Quote the lines below from the one containing "Read all visible content and emit it as JSON." to the final line, both ends included; exclude the pictures.

» **Records from a collection of figures**
------------------------
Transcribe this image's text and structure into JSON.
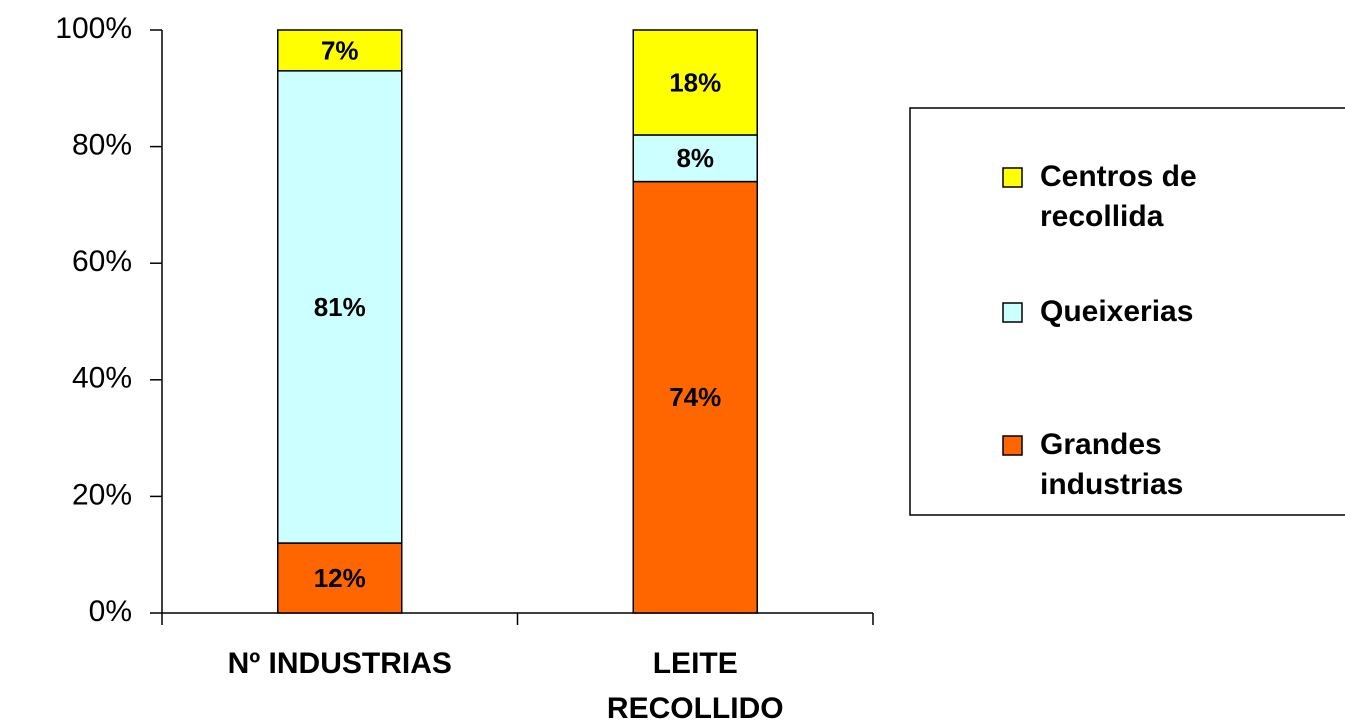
{
  "chart_data": {
    "type": "stacked_bar",
    "categories": [
      "Nº INDUSTRIAS",
      "LEITE\nRECOLLIDO"
    ],
    "series": [
      {
        "name": "Grandes\nindustrias",
        "color": "#ff6600",
        "values": [
          12,
          74
        ],
        "value_labels": [
          "12%",
          "74%"
        ]
      },
      {
        "name": "Queixerias",
        "color": "#ccffff",
        "values": [
          81,
          8
        ],
        "value_labels": [
          "81%",
          "8%"
        ]
      },
      {
        "name": "Centros de\nrecollida",
        "color": "#ffff00",
        "values": [
          7,
          18
        ],
        "value_labels": [
          "7%",
          "18%"
        ]
      }
    ],
    "ylim": [
      0,
      100
    ],
    "yticks": [
      {
        "value": 0,
        "label": "0%"
      },
      {
        "value": 20,
        "label": "20%"
      },
      {
        "value": 40,
        "label": "40%"
      },
      {
        "value": 60,
        "label": "60%"
      },
      {
        "value": 80,
        "label": "80%"
      },
      {
        "value": 100,
        "label": "100%"
      }
    ],
    "legend": "right"
  }
}
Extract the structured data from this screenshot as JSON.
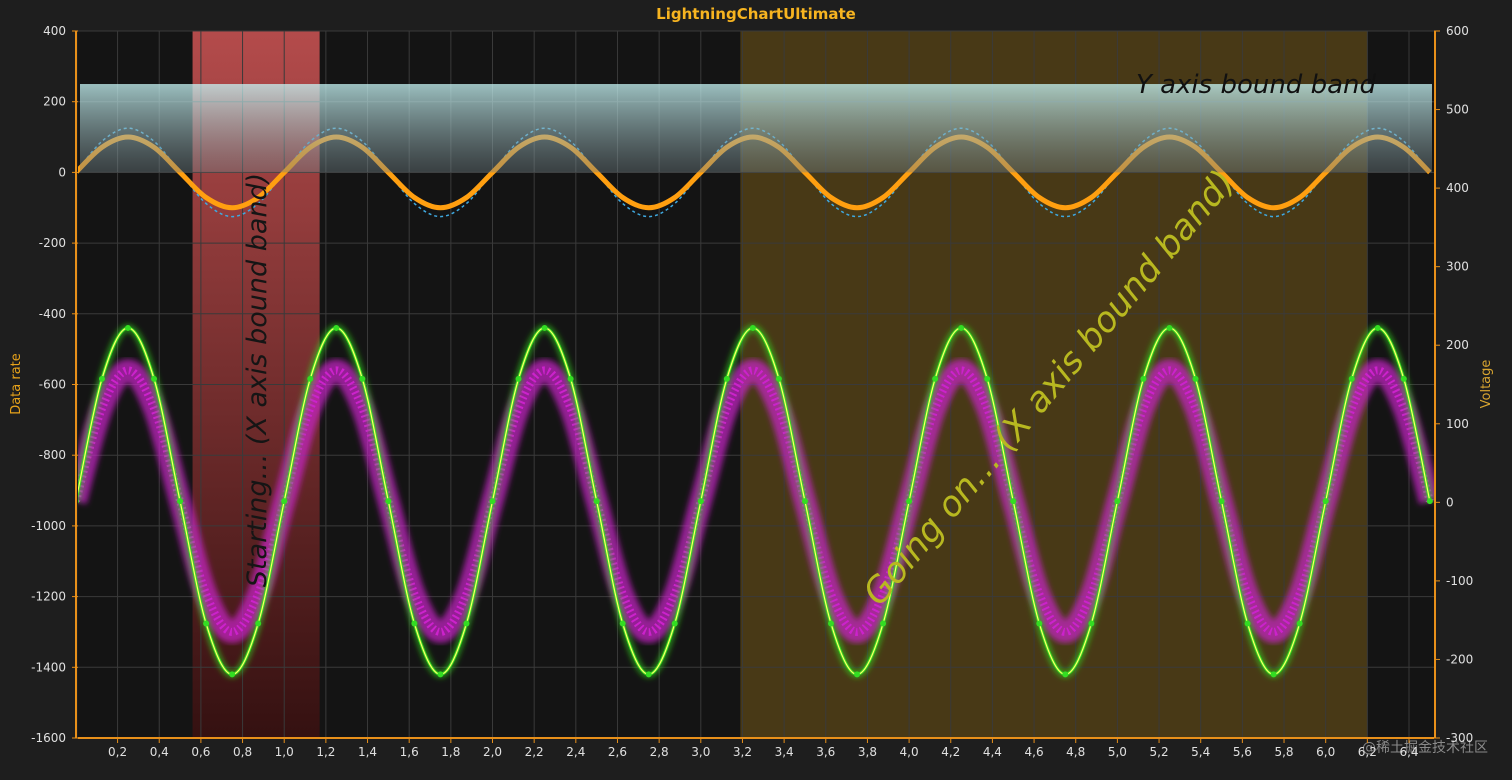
{
  "chart_data": {
    "type": "line",
    "title": "LightningChartUltimate",
    "y_label": "Data rate",
    "y2_label": "Voltage",
    "watermark": "@稀土掘金技术社区",
    "grid": true,
    "xlim": [
      0.01,
      6.52
    ],
    "ylim": [
      -1600,
      400
    ],
    "y2lim": [
      -300,
      600
    ],
    "xticks": [
      {
        "value": 0.2,
        "label": "0,2"
      },
      {
        "value": 0.4,
        "label": "0,4"
      },
      {
        "value": 0.6,
        "label": "0,6"
      },
      {
        "value": 0.8,
        "label": "0,8"
      },
      {
        "value": 1.0,
        "label": "1,0"
      },
      {
        "value": 1.2,
        "label": "1,2"
      },
      {
        "value": 1.4,
        "label": "1,4"
      },
      {
        "value": 1.6,
        "label": "1,6"
      },
      {
        "value": 1.8,
        "label": "1,8"
      },
      {
        "value": 2.0,
        "label": "2,0"
      },
      {
        "value": 2.2,
        "label": "2,2"
      },
      {
        "value": 2.4,
        "label": "2,4"
      },
      {
        "value": 2.6,
        "label": "2,6"
      },
      {
        "value": 2.8,
        "label": "2,8"
      },
      {
        "value": 3.0,
        "label": "3,0"
      },
      {
        "value": 3.2,
        "label": "3,2"
      },
      {
        "value": 3.4,
        "label": "3,4"
      },
      {
        "value": 3.6,
        "label": "3,6"
      },
      {
        "value": 3.8,
        "label": "3,8"
      },
      {
        "value": 4.0,
        "label": "4,0"
      },
      {
        "value": 4.2,
        "label": "4,2"
      },
      {
        "value": 4.4,
        "label": "4,4"
      },
      {
        "value": 4.6,
        "label": "4,6"
      },
      {
        "value": 4.8,
        "label": "4,8"
      },
      {
        "value": 5.0,
        "label": "5,0"
      },
      {
        "value": 5.2,
        "label": "5,2"
      },
      {
        "value": 5.4,
        "label": "5,4"
      },
      {
        "value": 5.6,
        "label": "5,6"
      },
      {
        "value": 5.8,
        "label": "5,8"
      },
      {
        "value": 6.0,
        "label": "6,0"
      },
      {
        "value": 6.2,
        "label": "6,2"
      },
      {
        "value": 6.4,
        "label": "6,4"
      }
    ],
    "yticks": [
      400,
      200,
      0,
      -200,
      -400,
      -600,
      -800,
      -1000,
      -1200,
      -1400,
      -1600
    ],
    "y2ticks": [
      600,
      500,
      400,
      300,
      200,
      100,
      0,
      -100,
      -200,
      -300
    ],
    "bands": [
      {
        "axis": "x",
        "from": 0.56,
        "to": 1.17,
        "color": "#d05555",
        "label": "Starting... (X axis bound band)"
      },
      {
        "axis": "x",
        "from": 3.19,
        "to": 6.2,
        "color": "#6a5218",
        "label": "Going on... (X axis bound band)"
      },
      {
        "axis": "y",
        "from": 0,
        "to": 250,
        "color": "#c8f8f8",
        "label": "Y axis bound band"
      }
    ],
    "x": [
      0,
      0.125,
      0.25,
      0.375,
      0.5,
      0.625,
      0.75,
      0.875,
      1,
      1.125,
      1.25,
      1.375,
      1.5,
      1.625,
      1.75,
      1.875,
      2,
      2.125,
      2.25,
      2.375,
      2.5,
      2.625,
      2.75,
      2.875,
      3,
      3.125,
      3.25,
      3.375,
      3.5,
      3.625,
      3.75,
      3.875,
      4,
      4.125,
      4.25,
      4.375,
      4.5,
      4.625,
      4.75,
      4.875,
      5,
      5.125,
      5.25,
      5.375,
      5.5,
      5.625,
      5.75,
      5.875,
      6,
      6.125,
      6.25,
      6.375,
      6.5
    ],
    "series": [
      {
        "color": "#cc22cc",
        "style": "glow",
        "values": [
          -930,
          -668,
          -560,
          -668,
          -930,
          -1192,
          -1300,
          -1192,
          -930,
          -668,
          -560,
          -668,
          -930,
          -1192,
          -1300,
          -1192,
          -930,
          -668,
          -560,
          -668,
          -930,
          -1192,
          -1300,
          -1192,
          -930,
          -668,
          -560,
          -668,
          -930,
          -1192,
          -1300,
          -1192,
          -930,
          -668,
          -560,
          -668,
          -930,
          -1192,
          -1300,
          -1192,
          -930,
          -668,
          -560,
          -668,
          -930,
          -1192,
          -1300,
          -1192,
          -930,
          -668,
          -560,
          -668,
          -930
        ]
      },
      {
        "color": "#33dd22",
        "style": "markers",
        "values": [
          -930,
          -584,
          -440,
          -584,
          -930,
          -1276,
          -1420,
          -1276,
          -930,
          -584,
          -440,
          -584,
          -930,
          -1276,
          -1420,
          -1276,
          -930,
          -584,
          -440,
          -584,
          -930,
          -1276,
          -1420,
          -1276,
          -930,
          -584,
          -440,
          -584,
          -930,
          -1276,
          -1420,
          -1276,
          -930,
          -584,
          -440,
          -584,
          -930,
          -1276,
          -1420,
          -1276,
          -930,
          -584,
          -440,
          -584,
          -930,
          -1276,
          -1420,
          -1276,
          -930,
          -584,
          -440,
          -584,
          -930
        ]
      },
      {
        "color": "#3fa9e0",
        "style": "dotted",
        "values": [
          0,
          88,
          125,
          88,
          0,
          -88,
          -125,
          -88,
          0,
          88,
          125,
          88,
          0,
          -88,
          -125,
          -88,
          0,
          88,
          125,
          88,
          0,
          -88,
          -125,
          -88,
          0,
          88,
          125,
          88,
          0,
          -88,
          -125,
          -88,
          0,
          88,
          125,
          88,
          0,
          -88,
          -125,
          -88,
          0,
          88,
          125,
          88,
          0,
          -88,
          -125,
          -88,
          0,
          88,
          125,
          88,
          0
        ]
      },
      {
        "color": "#ff9f10",
        "style": "thick",
        "values": [
          0,
          71,
          100,
          71,
          0,
          -71,
          -100,
          -71,
          0,
          71,
          100,
          71,
          0,
          -71,
          -100,
          -71,
          0,
          71,
          100,
          71,
          0,
          -71,
          -100,
          -71,
          0,
          71,
          100,
          71,
          0,
          -71,
          -100,
          -71,
          0,
          71,
          100,
          71,
          0,
          -71,
          -100,
          -71,
          0,
          71,
          100,
          71,
          0,
          -71,
          -100,
          -71,
          0,
          71,
          100,
          71,
          0
        ]
      }
    ]
  }
}
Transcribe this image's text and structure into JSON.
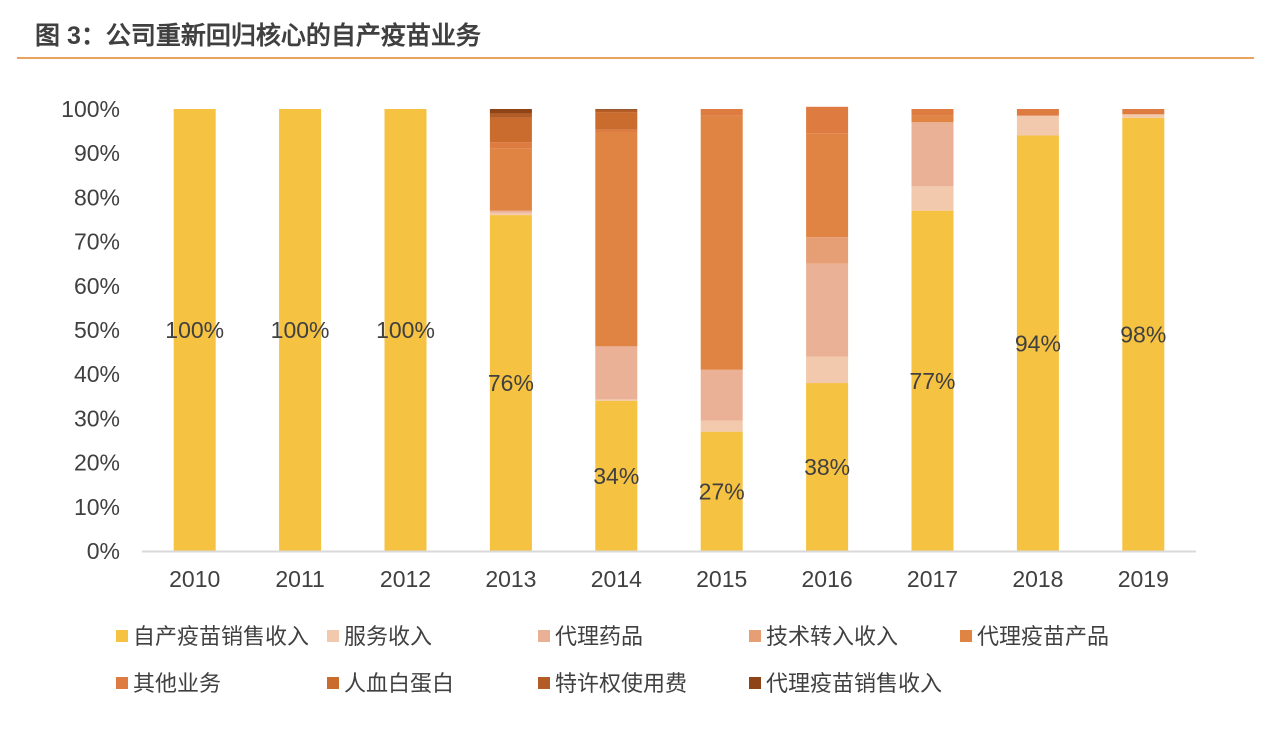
{
  "figure": {
    "title": "图 3：公司重新回归核心的自产疫苗业务"
  },
  "colors": {
    "title_rule": "#E9A35F",
    "axis": "#D9D9D9",
    "text": "#404040",
    "series": [
      "#F6C242",
      "#F2C9AC",
      "#EBB197",
      "#E69E74",
      "#E08444",
      "#DD7B41",
      "#C96C2E",
      "#B45C26",
      "#8E4416"
    ]
  },
  "chart_data": {
    "type": "bar",
    "stacked": true,
    "title": "",
    "xlabel": "",
    "ylabel": "",
    "ylim": [
      0,
      100
    ],
    "y_ticks": [
      "0%",
      "10%",
      "20%",
      "30%",
      "40%",
      "50%",
      "60%",
      "70%",
      "80%",
      "90%",
      "100%"
    ],
    "categories": [
      "2010",
      "2011",
      "2012",
      "2013",
      "2014",
      "2015",
      "2016",
      "2017",
      "2018",
      "2019"
    ],
    "series": [
      {
        "name": "自产疫苗销售收入",
        "values": [
          100,
          100,
          100,
          76,
          34,
          27,
          38,
          77,
          94,
          98
        ]
      },
      {
        "name": "服务收入",
        "values": [
          0,
          0,
          0,
          0.5,
          0.3,
          2.5,
          6,
          5.5,
          4.5,
          0.8
        ]
      },
      {
        "name": "代理药品",
        "values": [
          0,
          0,
          0,
          0.5,
          12,
          11.5,
          21,
          14.5,
          0,
          0
        ]
      },
      {
        "name": "技术转入收入",
        "values": [
          0,
          0,
          0,
          0,
          0,
          0,
          6,
          0,
          0,
          0
        ]
      },
      {
        "name": "代理疫苗产品",
        "values": [
          0,
          0,
          0,
          14,
          48.5,
          57.5,
          23.5,
          1.5,
          0,
          0
        ]
      },
      {
        "name": "其他业务",
        "values": [
          0,
          0,
          0,
          1.5,
          0.5,
          1.5,
          6,
          1.5,
          1.5,
          1.2
        ]
      },
      {
        "name": "人血白蛋白",
        "values": [
          0,
          0,
          0,
          5.5,
          4,
          0,
          0,
          0,
          0,
          0
        ]
      },
      {
        "name": "特许权使用费",
        "values": [
          0,
          0,
          0,
          1,
          0.5,
          0,
          0,
          0,
          0,
          0
        ]
      },
      {
        "name": "代理疫苗销售收入",
        "values": [
          0,
          0,
          0,
          1,
          0.2,
          0,
          0,
          0,
          0,
          0
        ]
      }
    ],
    "data_labels": [
      "100%",
      "100%",
      "100%",
      "76%",
      "34%",
      "27%",
      "38%",
      "77%",
      "94%",
      "98%"
    ],
    "legend_position": "bottom",
    "grid": false
  }
}
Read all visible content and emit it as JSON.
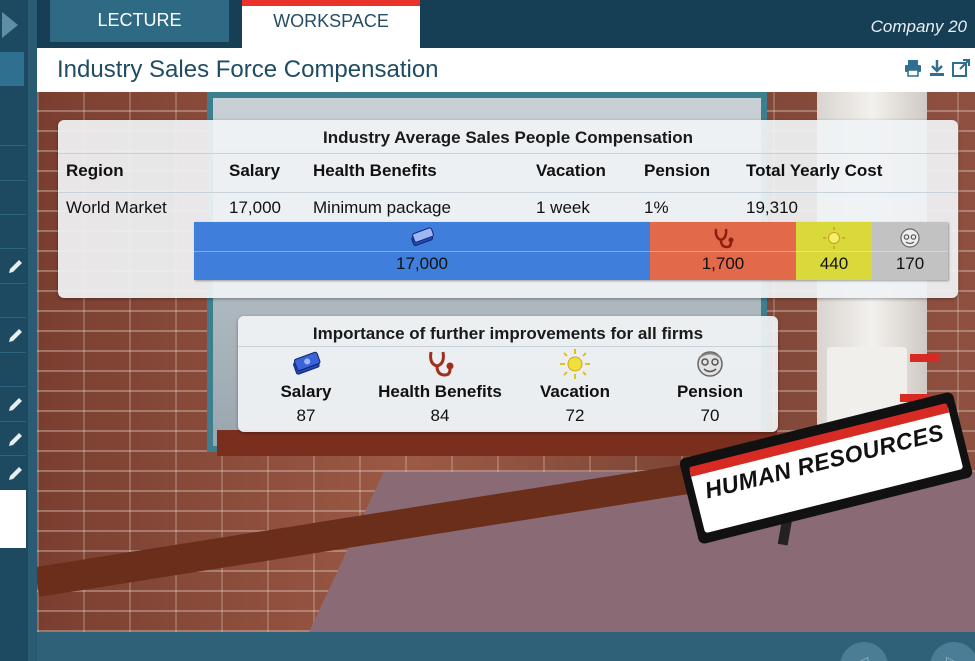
{
  "header": {
    "tabs": [
      {
        "label": "LECTURE",
        "active": false
      },
      {
        "label": "WORKSPACE",
        "active": true
      }
    ],
    "company": "Company 20"
  },
  "page": {
    "title": "Industry Sales Force Compensation",
    "icons": [
      "print-icon",
      "download-icon",
      "external-link-icon"
    ]
  },
  "compensation": {
    "title": "Industry Average Sales People Compensation",
    "headers": {
      "region": "Region",
      "salary": "Salary",
      "health": "Health Benefits",
      "vacation": "Vacation",
      "pension": "Pension",
      "total": "Total Yearly Cost"
    },
    "row": {
      "region": "World Market",
      "salary": "17,000",
      "health": "Minimum package",
      "vacation": "1 week",
      "pension": "1%",
      "total": "19,310"
    },
    "bar": [
      {
        "name": "salary",
        "label": "17,000",
        "value": 17000,
        "color": "#3f7fdb",
        "icon": "money-icon"
      },
      {
        "name": "health",
        "label": "1,700",
        "value": 1700,
        "color": "#e2694a",
        "icon": "stethoscope-icon"
      },
      {
        "name": "vacation",
        "label": "440",
        "value": 440,
        "color": "#d9d93c",
        "icon": "sun-icon"
      },
      {
        "name": "pension",
        "label": "170",
        "value": 170,
        "color": "#c2c2c2",
        "icon": "elderly-face-icon"
      }
    ]
  },
  "importance": {
    "title": "Importance of further improvements for all firms",
    "items": [
      {
        "label": "Salary",
        "value": "87",
        "icon": "money-icon"
      },
      {
        "label": "Health Benefits",
        "value": "84",
        "icon": "stethoscope-icon"
      },
      {
        "label": "Vacation",
        "value": "72",
        "icon": "sun-icon"
      },
      {
        "label": "Pension",
        "value": "70",
        "icon": "elderly-face-icon"
      }
    ]
  },
  "scene": {
    "sign_text": "HUMAN RESOURCES"
  },
  "colors": {
    "accent": "#e8322a",
    "header_bg": "#163f55",
    "title_text": "#1f4c63"
  }
}
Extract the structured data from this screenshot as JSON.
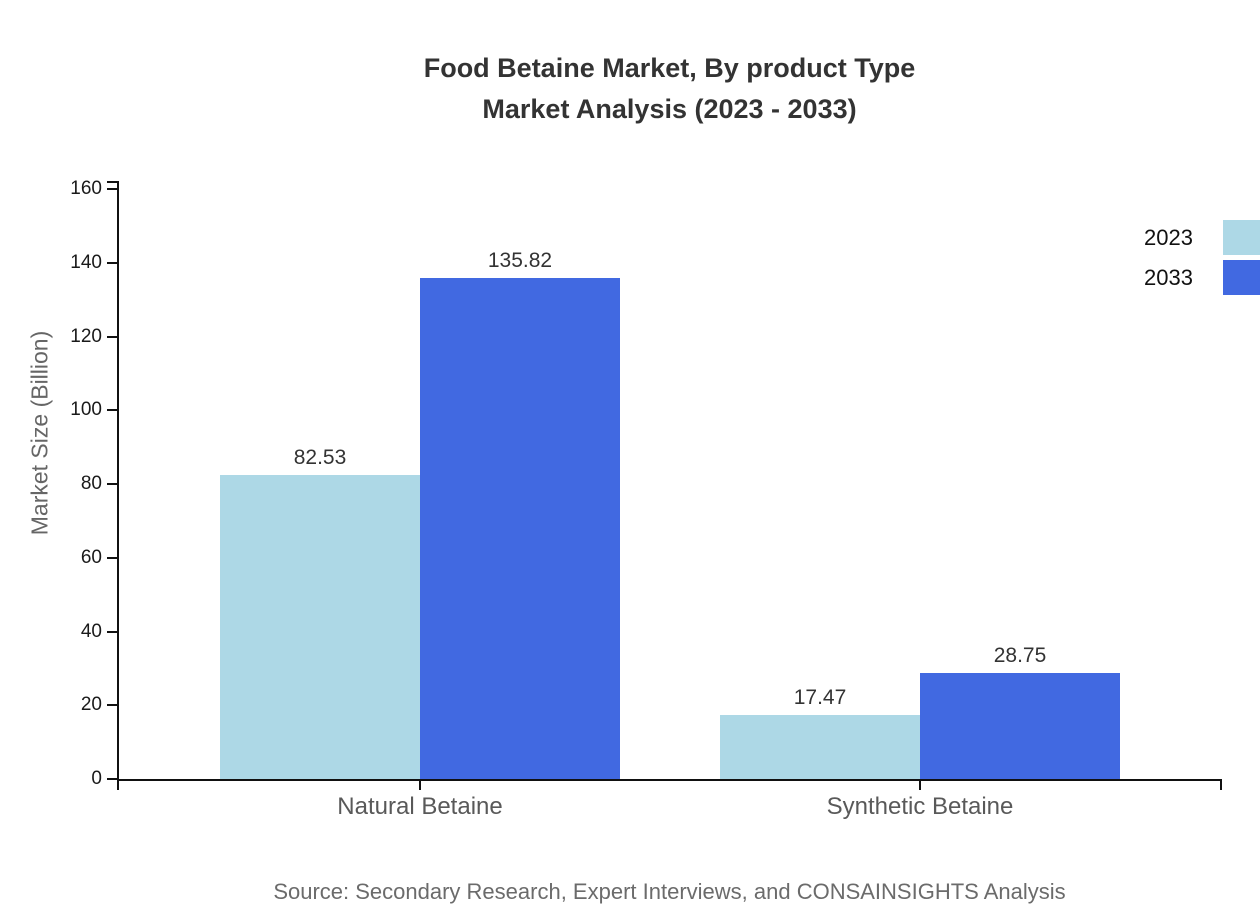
------------------------
» **RESPONSE TO THE EXERCISE**
Read all visible content and emit it as JSON.
{
  "header": {
    "tabs": [
      {
        "label": "LECTURE",
        "active": false
      },
      {
        "label": "WORKSPACE",
        "active": true
      }
    ],
    "company": "Company 20"
  },
  "page": {
    "title": "Industry Sales Force Compensation",
    "icons": [
      "print-icon",
      "download-icon",
      "external-link-icon"
    ]
  },
  "compensation": {
    "title": "Industry Average Sales People Compensation",
    "headers": {
      "region": "Region",
      "salary": "Salary",
      "health": "Health Benefits",
      "vacation": "Vacation",
      "pension": "Pension",
      "total": "Total Yearly Cost"
    },
    "row": {
      "region": "World Market",
      "salary": "17,000",
      "health": "Minimum package",
      "vacation": "1 week",
      "pension": "1%",
      "total": "19,310"
    },
    "bar": [
      {
        "name": "salary",
        "label": "17,000",
        "value": 17000,
        "color": "#3f7fdb",
        "icon": "money-icon"
      },
      {
        "name": "health",
        "label": "1,700",
        "value": 1700,
        "color": "#e2694a",
        "icon": "stethoscope-icon"
      },
      {
        "name": "vacation",
        "label": "440",
        "value": 440,
        "color": "#d9d93c",
        "icon": "sun-icon"
      },
      {
        "name": "pension",
        "label": "170",
        "value": 170,
        "color": "#c2c2c2",
        "icon": "elderly-face-icon"
      }
    ]
  },
  "importance": {
    "title": "Importance of further improvements for all firms",
    "items": [
      {
        "label": "Salary",
        "value": "87",
        "icon": "money-icon"
      },
      {
        "label": "Health Benefits",
        "value": "84",
        "icon": "stethoscope-icon"
      },
      {
        "label": "Vacation",
        "value": "72",
        "icon": "sun-icon"
      },
      {
        "label": "Pension",
        "value": "70",
        "icon": "elderly-face-icon"
      }
    ]
  },
  "scene": {
    "sign_text": "HUMAN RESOURCES"
  },
  "colors": {
    "accent": "#e8322a",
    "header_bg": "#163f55",
    "title_text": "#1f4c63"
  }
}
Extract the structured data from this screenshot as JSON.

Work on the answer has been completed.